## What the task requires
Format the data below as a two-column Markdown table headed Row and Data line. Put one line per row with its sequence number, and leave out blank lines.

## Supplied material
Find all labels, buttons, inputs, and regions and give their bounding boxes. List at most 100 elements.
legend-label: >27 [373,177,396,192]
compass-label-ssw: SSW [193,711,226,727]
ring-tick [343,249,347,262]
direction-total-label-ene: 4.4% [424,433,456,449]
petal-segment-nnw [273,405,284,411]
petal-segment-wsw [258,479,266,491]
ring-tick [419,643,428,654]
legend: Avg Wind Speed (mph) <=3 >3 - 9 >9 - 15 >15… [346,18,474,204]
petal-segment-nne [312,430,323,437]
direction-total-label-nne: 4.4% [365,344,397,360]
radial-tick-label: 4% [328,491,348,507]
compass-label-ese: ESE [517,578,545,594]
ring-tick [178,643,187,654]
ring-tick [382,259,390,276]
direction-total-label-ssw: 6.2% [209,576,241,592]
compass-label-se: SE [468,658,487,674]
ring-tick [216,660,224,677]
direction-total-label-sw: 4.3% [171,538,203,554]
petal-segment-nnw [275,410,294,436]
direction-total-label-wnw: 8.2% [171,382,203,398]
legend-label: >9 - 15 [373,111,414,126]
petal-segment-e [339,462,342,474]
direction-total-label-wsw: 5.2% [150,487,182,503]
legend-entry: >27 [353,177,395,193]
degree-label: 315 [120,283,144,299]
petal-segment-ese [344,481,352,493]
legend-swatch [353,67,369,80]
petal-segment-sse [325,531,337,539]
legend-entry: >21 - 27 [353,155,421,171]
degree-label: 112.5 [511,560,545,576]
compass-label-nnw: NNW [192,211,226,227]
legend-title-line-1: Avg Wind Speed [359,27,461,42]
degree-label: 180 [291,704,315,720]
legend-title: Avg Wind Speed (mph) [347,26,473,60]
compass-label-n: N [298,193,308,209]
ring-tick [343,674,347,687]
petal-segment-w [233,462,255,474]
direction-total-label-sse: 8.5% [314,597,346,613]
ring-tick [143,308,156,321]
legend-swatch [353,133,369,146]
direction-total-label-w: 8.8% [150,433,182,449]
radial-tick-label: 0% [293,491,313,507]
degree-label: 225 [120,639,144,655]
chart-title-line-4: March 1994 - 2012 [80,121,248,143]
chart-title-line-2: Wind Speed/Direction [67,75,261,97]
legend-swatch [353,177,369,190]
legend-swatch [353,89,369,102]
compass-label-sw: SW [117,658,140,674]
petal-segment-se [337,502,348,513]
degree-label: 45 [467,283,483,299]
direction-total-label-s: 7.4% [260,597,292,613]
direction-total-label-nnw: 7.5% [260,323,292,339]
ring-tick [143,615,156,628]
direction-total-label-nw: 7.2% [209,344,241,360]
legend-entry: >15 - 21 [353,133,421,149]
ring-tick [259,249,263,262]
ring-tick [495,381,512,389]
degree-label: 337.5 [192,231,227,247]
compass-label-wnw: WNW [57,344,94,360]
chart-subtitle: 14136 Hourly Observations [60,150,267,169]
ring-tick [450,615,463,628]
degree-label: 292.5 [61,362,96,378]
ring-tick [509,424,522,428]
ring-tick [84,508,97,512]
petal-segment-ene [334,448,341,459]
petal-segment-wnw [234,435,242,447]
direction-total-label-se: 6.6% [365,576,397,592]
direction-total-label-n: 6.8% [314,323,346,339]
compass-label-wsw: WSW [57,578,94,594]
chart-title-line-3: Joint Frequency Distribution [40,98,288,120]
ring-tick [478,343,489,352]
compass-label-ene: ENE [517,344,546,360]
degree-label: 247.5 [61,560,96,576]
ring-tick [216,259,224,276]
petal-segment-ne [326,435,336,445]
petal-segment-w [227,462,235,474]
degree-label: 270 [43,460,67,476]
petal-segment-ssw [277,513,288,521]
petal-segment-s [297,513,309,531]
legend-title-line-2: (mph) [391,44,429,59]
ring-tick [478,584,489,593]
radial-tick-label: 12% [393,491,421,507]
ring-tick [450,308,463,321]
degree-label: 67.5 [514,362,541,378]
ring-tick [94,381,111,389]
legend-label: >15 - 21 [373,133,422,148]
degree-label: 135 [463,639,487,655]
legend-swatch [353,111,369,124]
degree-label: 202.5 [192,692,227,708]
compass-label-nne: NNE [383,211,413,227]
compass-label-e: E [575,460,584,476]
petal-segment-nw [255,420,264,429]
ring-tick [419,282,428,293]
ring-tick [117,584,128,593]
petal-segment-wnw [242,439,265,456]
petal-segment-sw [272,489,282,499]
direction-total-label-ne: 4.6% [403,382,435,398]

## Finished answer
| Row | Data line |
|---|---|
| 1 | Find all labels, buttons, inputs, and regions and give their bounding boxes. List at most 100 elements. |
| 2 | legend-label: >27 [373,177,396,192] |
| 3 | compass-label-ssw: SSW [193,711,226,727] |
| 4 | ring-tick [343,249,347,262] |
| 5 | direction-total-label-ene: 4.4% [424,433,456,449] |
| 6 | petal-segment-nnw [273,405,284,411] |
| 7 | petal-segment-wsw [258,479,266,491] |
| 8 | ring-tick [419,643,428,654] |
| 9 | legend: Avg Wind Speed (mph) <=3 >3 - 9 >9 - 15 >15… [346,18,474,204] |
| 10 | petal-segment-nne [312,430,323,437] |
| 11 | direction-total-label-nne: 4.4% [365,344,397,360] |
| 12 | radial-tick-label: 4% [328,491,348,507] |
| 13 | compass-label-ese: ESE [517,578,545,594] |
| 14 | ring-tick [178,643,187,654] |
| 15 | ring-tick [382,259,390,276] |
| 16 | direction-total-label-ssw: 6.2% [209,576,241,592] |
| 17 | compass-label-se: SE [468,658,487,674] |
| 18 | ring-tick [216,660,224,677] |
| 19 | direction-total-label-sw: 4.3% [171,538,203,554] |
| 20 | petal-segment-nnw [275,410,294,436] |
| 21 | direction-total-label-wnw: 8.2% [171,382,203,398] |
| 22 | legend-label: >9 - 15 [373,111,414,126] |
| 23 | petal-segment-e [339,462,342,474] |
| 24 | direction-total-label-wsw: 5.2% [150,487,182,503] |
| 25 | legend-entry: >27 [353,177,395,193] |
| 26 | degree-label: 315 [120,283,144,299] |
| 27 | petal-segment-ese [344,481,352,493] |
| 28 | legend-swatch [353,67,369,80] |
| 29 | petal-segment-sse [325,531,337,539] |
| 30 | legend-entry: >21 - 27 [353,155,421,171] |
| 31 | degree-label: 112.5 [511,560,545,576] |
| 32 | compass-label-nnw: NNW [192,211,226,227] |
| 33 | legend-title-line-1: Avg Wind Speed [359,27,461,42] |
| 34 | degree-label: 180 [291,704,315,720] |
| 35 | legend-title: Avg Wind Speed (mph) [347,26,473,60] |
| 36 | compass-label-n: N [298,193,308,209] |
| 37 | ring-tick [343,674,347,687] |
| 38 | petal-segment-w [233,462,255,474] |
| 39 | direction-total-label-sse: 8.5% [314,597,346,613] |
| 40 | ring-tick [143,308,156,321] |
| 41 | legend-swatch [353,133,369,146] |
| 42 | direction-total-label-w: 8.8% [150,433,182,449] |
| 43 | radial-tick-label: 0% [293,491,313,507] |
| 44 | degree-label: 225 [120,639,144,655] |
| 45 | chart-title-line-4: March 1994 - 2012 [80,121,248,143] |
| 46 | chart-title-line-2: Wind Speed/Direction [67,75,261,97] |
| 47 | legend-swatch [353,177,369,190] |
| 48 | legend-swatch [353,89,369,102] |
| 49 | compass-label-sw: SW [117,658,140,674] |
| 50 | petal-segment-se [337,502,348,513] |
| 51 | degree-label: 45 [467,283,483,299] |
| 52 | direction-total-label-s: 7.4% [260,597,292,613] |
| 53 | direction-total-label-nnw: 7.5% [260,323,292,339] |
| 54 | ring-tick [143,615,156,628] |
| 55 | direction-total-label-nw: 7.2% [209,344,241,360] |
| 56 | legend-entry: >15 - 21 [353,133,421,149] |
| 57 | ring-tick [259,249,263,262] |
| 58 | ring-tick [495,381,512,389] |
| 59 | degree-label: 337.5 [192,231,227,247] |
| 60 | compass-label-wnw: WNW [57,344,94,360] |
| 61 | chart-subtitle: 14136 Hourly Observations [60,150,267,169] |
| 62 | ring-tick [450,615,463,628] |
| 63 | degree-label: 292.5 [61,362,96,378] |
| 64 | ring-tick [509,424,522,428] |
| 65 | ring-tick [84,508,97,512] |
| 66 | petal-segment-ene [334,448,341,459] |
| 67 | petal-segment-wnw [234,435,242,447] |
| 68 | direction-total-label-se: 6.6% [365,576,397,592] |
| 69 | direction-total-label-n: 6.8% [314,323,346,339] |
| 70 | compass-label-wsw: WSW [57,578,94,594] |
| 71 | chart-title-line-3: Joint Frequency Distribution [40,98,288,120] |
| 72 | ring-tick [478,343,489,352] |
| 73 | compass-label-ene: ENE [517,344,546,360] |
| 74 | degree-label: 247.5 [61,560,96,576] |
| 75 | ring-tick [216,259,224,276] |
| 76 | petal-segment-ne [326,435,336,445] |
| 77 | petal-segment-w [227,462,235,474] |
| 78 | degree-label: 270 [43,460,67,476] |
| 79 | petal-segment-ssw [277,513,288,521] |
| 80 | petal-segment-s [297,513,309,531] |
| 81 | legend-title-line-2: (mph) [391,44,429,59] |
| 82 | ring-tick [478,584,489,593] |
| 83 | radial-tick-label: 12% [393,491,421,507] |
| 84 | ring-tick [450,308,463,321] |
| 85 | degree-label: 67.5 [514,362,541,378] |
| 86 | ring-tick [94,381,111,389] |
| 87 | legend-label: >15 - 21 [373,133,422,148] |
| 88 | degree-label: 135 [463,639,487,655] |
| 89 | legend-swatch [353,111,369,124] |
| 90 | degree-label: 202.5 [192,692,227,708] |
| 91 | compass-label-nne: NNE [383,211,413,227] |
| 92 | compass-label-e: E [575,460,584,476] |
| 93 | petal-segment-nw [255,420,264,429] |
| 94 | ring-tick [419,282,428,293] |
| 95 | ring-tick [117,584,128,593] |
| 96 | petal-segment-wnw [242,439,265,456] |
| 97 | petal-segment-sw [272,489,282,499] |
| 98 | direction-total-label-ne: 4.6% [403,382,435,398] |